Your task:
Check each line of the listing below for the string "with", and copy the ones that have it.

[A run of records]
--- Start ---
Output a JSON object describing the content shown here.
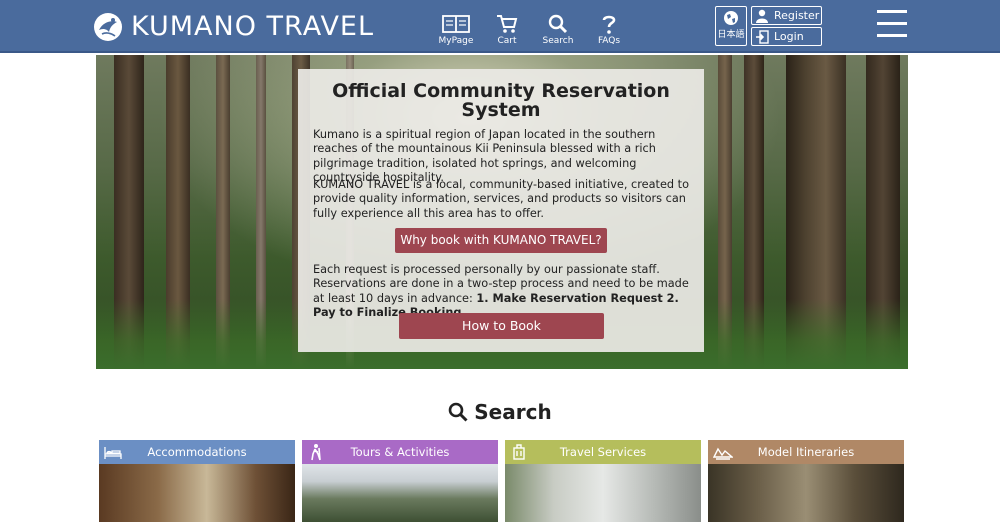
{
  "header": {
    "logo_text": "KUMANO TRAVEL",
    "nav": [
      {
        "label": "MyPage",
        "icon": "book-icon"
      },
      {
        "label": "Cart",
        "icon": "cart-icon"
      },
      {
        "label": "Search",
        "icon": "search-icon"
      },
      {
        "label": "FAQs",
        "icon": "question-icon"
      }
    ],
    "language_label": "日本語",
    "register_label": "Register",
    "login_label": "Login"
  },
  "hero": {
    "title": "Official Community Reservation System",
    "intro": "Kumano is a spiritual region of Japan located in the southern reaches of the mountainous Kii Peninsula blessed with a rich pilgrimage tradition, isolated hot springs, and welcoming countryside hospitality.",
    "initiative": "KUMANO TRAVEL is a local, community-based initiative, created to provide quality information, services, and products so visitors can fully experience all this area has to offer.",
    "why_button": "Why book with KUMANO TRAVEL?",
    "process_text": "Each request is processed personally by our passionate staff. Reservations are done in a two-step process and need to be made at least 10 days in advance: ",
    "step_text": "1. Make Reservation Request 2. Pay to Finalize Booking",
    "period": ".",
    "how_button": "How to Book"
  },
  "search": {
    "title": "Search",
    "categories": [
      {
        "label": "Accommodations",
        "color": "#6b8fc4",
        "icon": "bed-icon"
      },
      {
        "label": "Tours & Activities",
        "color": "#a96ac6",
        "icon": "hiker-icon"
      },
      {
        "label": "Travel Services",
        "color": "#b5be5c",
        "icon": "luggage-icon"
      },
      {
        "label": "Model Itineraries",
        "color": "#b08866",
        "icon": "map-icon"
      }
    ]
  }
}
--- End ---
Expected answer:
    "intro": "Kumano is a spiritual region of Japan located in the southern reaches of the mountainous Kii Peninsula blessed with a rich pilgrimage tradition, isolated hot springs, and welcoming countryside hospitality.",
    "why_button": "Why book with KUMANO TRAVEL?",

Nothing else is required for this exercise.